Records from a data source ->
--------------------------------------------------

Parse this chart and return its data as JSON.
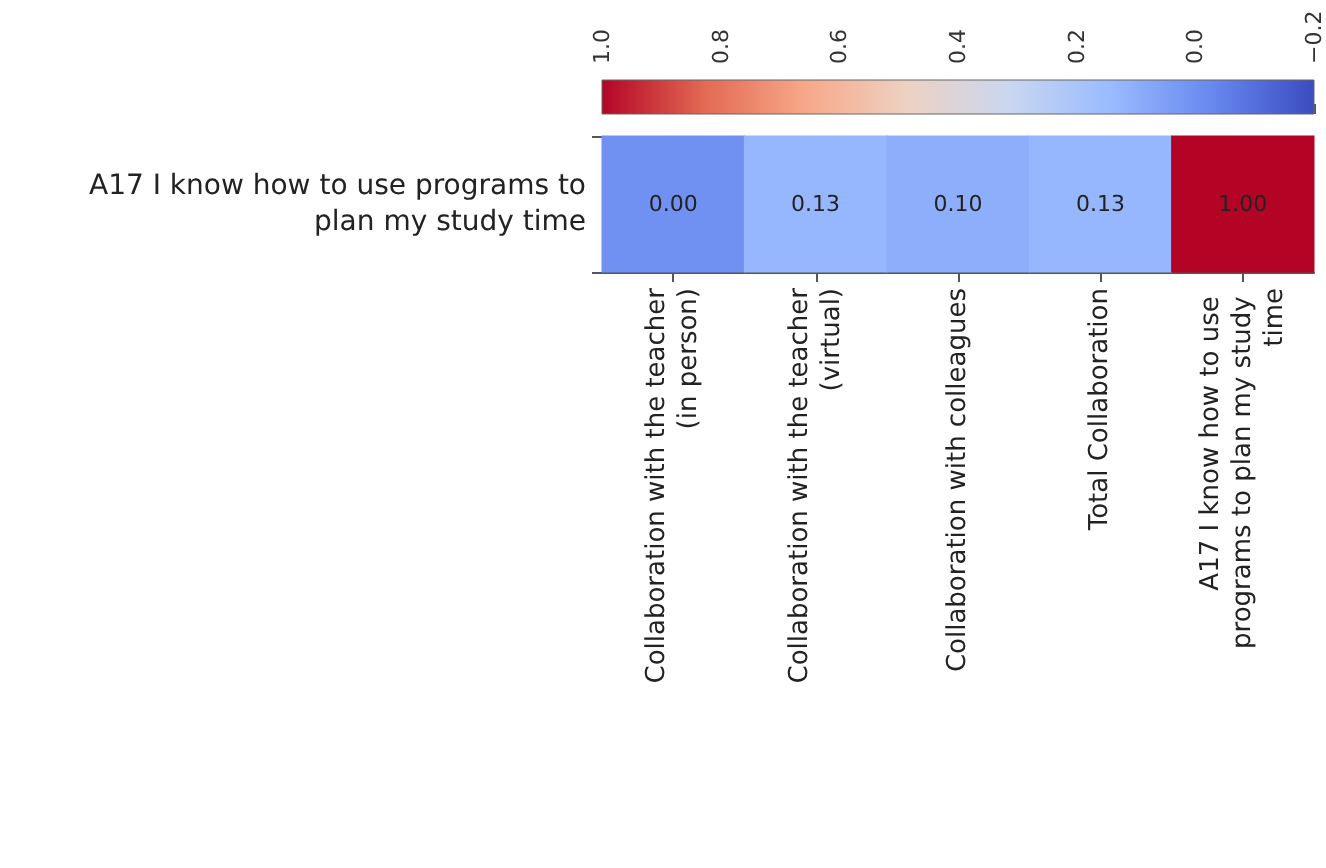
{
  "chart_data": {
    "type": "heatmap",
    "categories": [
      "Collaboration with the teacher (in person)",
      "Collaboration with the teacher (virtual)",
      "Collaboration with colleagues",
      "Total Collaboration",
      "A17 I know how to use programs to plan my study time"
    ],
    "y_categories": [
      "A17 I know how to use programs to plan my study time"
    ],
    "cells": [
      [
        0.0,
        0.13,
        0.1,
        0.13,
        1.0
      ]
    ],
    "cell_labels": [
      [
        "0.00",
        "0.13",
        "0.10",
        "0.13",
        "1.00"
      ]
    ],
    "clim": [
      -0.2,
      1.0
    ],
    "cticks": [
      {
        "value": 1.0,
        "label": "1.0"
      },
      {
        "value": 0.8,
        "label": "0.8"
      },
      {
        "value": 0.6,
        "label": "0.6"
      },
      {
        "value": 0.4,
        "label": "0.4"
      },
      {
        "value": 0.2,
        "label": "0.2"
      },
      {
        "value": 0.0,
        "label": "0.0"
      },
      {
        "value": -0.2,
        "label": "−0.2"
      }
    ],
    "data_labels": true
  }
}
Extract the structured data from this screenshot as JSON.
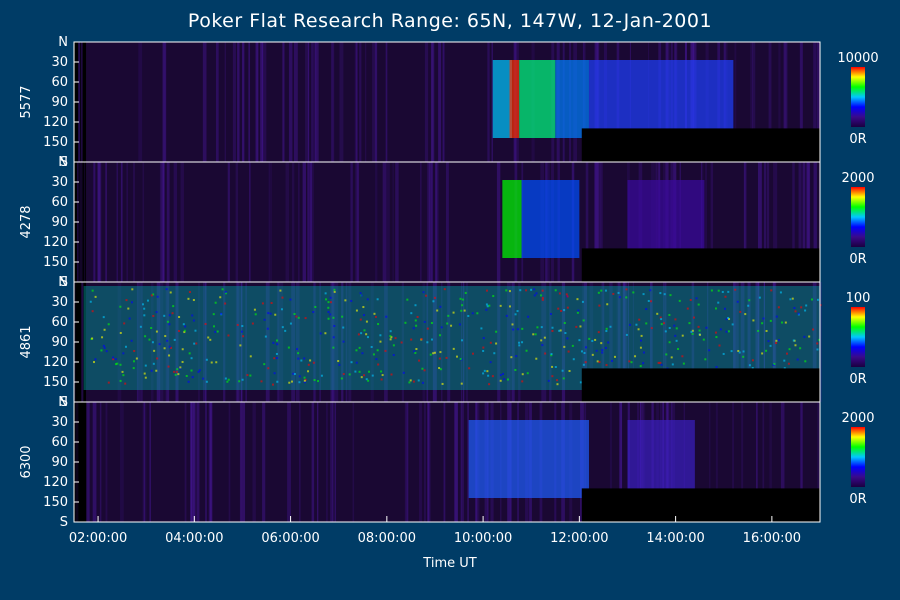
{
  "chart_data": {
    "type": "heatmap",
    "title": "Poker Flat Research Range: 65N, 147W, 12-Jan-2001",
    "xlabel": "Time UT",
    "x_ticks": [
      "02:00:00",
      "04:00:00",
      "06:00:00",
      "08:00:00",
      "10:00:00",
      "12:00:00",
      "14:00:00",
      "16:00:00"
    ],
    "x_range_hours": [
      1.5,
      17.0
    ],
    "y_ticks": [
      "N",
      "30",
      "60",
      "90",
      "120",
      "150",
      "S"
    ],
    "y_range_deg": [
      0,
      180
    ],
    "panels": [
      {
        "label": "5577",
        "colorbar_max": "10000",
        "colorbar_min": "0R"
      },
      {
        "label": "4278",
        "colorbar_max": "2000",
        "colorbar_min": "0R"
      },
      {
        "label": "4861",
        "colorbar_max": "100",
        "colorbar_min": "0R"
      },
      {
        "label": "6300",
        "colorbar_max": "2000",
        "colorbar_min": "0R"
      }
    ],
    "colors": {
      "background": "#003c66",
      "panel_base": "#1a0833",
      "colormap": [
        "#1a0040",
        "#3a0a8a",
        "#0000ff",
        "#00c8ff",
        "#00ff00",
        "#ffff00",
        "#ff0000"
      ]
    }
  }
}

--------------------------------------------------

Set task -> Copy every line of the data word for word, omitting the images.

Exercise result ->
Parse this chart and return its data as JSON.
{
  "chart_data": {
    "type": "heatmap",
    "categories": [
      "Collaboration with the teacher (in person)",
      "Collaboration with the teacher (virtual)",
      "Collaboration with colleagues",
      "Total Collaboration",
      "A17 I know how to use programs to plan my study time"
    ],
    "y_categories": [
      "A17 I know how to use programs to plan my study time"
    ],
    "cells": [
      [
        0.0,
        0.13,
        0.1,
        0.13,
        1.0
      ]
    ],
    "cell_labels": [
      [
        "0.00",
        "0.13",
        "0.10",
        "0.13",
        "1.00"
      ]
    ],
    "clim": [
      -0.2,
      1.0
    ],
    "cticks": [
      {
        "value": 1.0,
        "label": "1.0"
      },
      {
        "value": 0.8,
        "label": "0.8"
      },
      {
        "value": 0.6,
        "label": "0.6"
      },
      {
        "value": 0.4,
        "label": "0.4"
      },
      {
        "value": 0.2,
        "label": "0.2"
      },
      {
        "value": 0.0,
        "label": "0.0"
      },
      {
        "value": -0.2,
        "label": "−0.2"
      }
    ],
    "data_labels": true
  }
}
Extract the structured data from this screenshot as JSON.
{
  "chart_data": {
    "type": "heatmap",
    "title": "Poker Flat Research Range: 65N, 147W, 12-Jan-2001",
    "xlabel": "Time UT",
    "x_ticks": [
      "02:00:00",
      "04:00:00",
      "06:00:00",
      "08:00:00",
      "10:00:00",
      "12:00:00",
      "14:00:00",
      "16:00:00"
    ],
    "x_range_hours": [
      1.5,
      17.0
    ],
    "y_ticks": [
      "N",
      "30",
      "60",
      "90",
      "120",
      "150",
      "S"
    ],
    "y_range_deg": [
      0,
      180
    ],
    "panels": [
      {
        "label": "5577",
        "colorbar_max": "10000",
        "colorbar_min": "0R"
      },
      {
        "label": "4278",
        "colorbar_max": "2000",
        "colorbar_min": "0R"
      },
      {
        "label": "4861",
        "colorbar_max": "100",
        "colorbar_min": "0R"
      },
      {
        "label": "6300",
        "colorbar_max": "2000",
        "colorbar_min": "0R"
      }
    ],
    "colors": {
      "background": "#003c66",
      "panel_base": "#1a0833",
      "colormap": [
        "#1a0040",
        "#3a0a8a",
        "#0000ff",
        "#00c8ff",
        "#00ff00",
        "#ffff00",
        "#ff0000"
      ]
    }
  }
}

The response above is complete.